= Exercise goal =
Copy the data below exactly, omitting any picture it contains.

━━━━

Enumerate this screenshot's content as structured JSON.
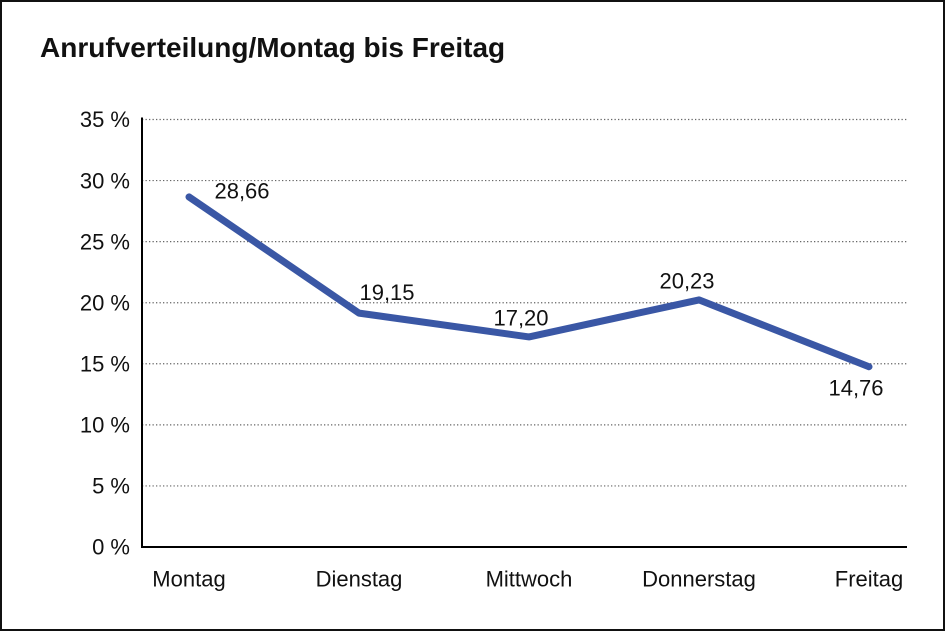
{
  "title": "Anrufverteilung/Montag bis Freitag",
  "chart_data": {
    "type": "line",
    "title": "Anrufverteilung/Montag bis Freitag",
    "categories": [
      "Montag",
      "Dienstag",
      "Mittwoch",
      "Donnerstag",
      "Freitag"
    ],
    "values": [
      28.66,
      19.15,
      17.2,
      20.23,
      14.76
    ],
    "value_labels": [
      "28,66",
      "19,15",
      "17,20",
      "20,23",
      "14,76"
    ],
    "xlabel": "",
    "ylabel": "",
    "ylim": [
      0,
      35
    ],
    "ytick_step": 5,
    "ytick_labels": [
      "0 %",
      "5 %",
      "10 %",
      "15 %",
      "20 %",
      "25 %",
      "30 %",
      "35 %"
    ],
    "grid": "horizontal-dotted",
    "legend": "none",
    "colors": {
      "line": "#3A57A5",
      "axis": "#000000",
      "grid": "#666666",
      "text": "#111111"
    }
  }
}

━━━━

= Result for this exercise =
Enumerate this screenshot's content as structured JSON.
{
  "title": "Anrufverteilung/Montag bis Freitag",
  "chart_data": {
    "type": "line",
    "title": "Anrufverteilung/Montag bis Freitag",
    "categories": [
      "Montag",
      "Dienstag",
      "Mittwoch",
      "Donnerstag",
      "Freitag"
    ],
    "values": [
      28.66,
      19.15,
      17.2,
      20.23,
      14.76
    ],
    "value_labels": [
      "28,66",
      "19,15",
      "17,20",
      "20,23",
      "14,76"
    ],
    "xlabel": "",
    "ylabel": "",
    "ylim": [
      0,
      35
    ],
    "ytick_step": 5,
    "ytick_labels": [
      "0 %",
      "5 %",
      "10 %",
      "15 %",
      "20 %",
      "25 %",
      "30 %",
      "35 %"
    ],
    "grid": "horizontal-dotted",
    "legend": "none",
    "colors": {
      "line": "#3A57A5",
      "axis": "#000000",
      "grid": "#666666",
      "text": "#111111"
    }
  }
}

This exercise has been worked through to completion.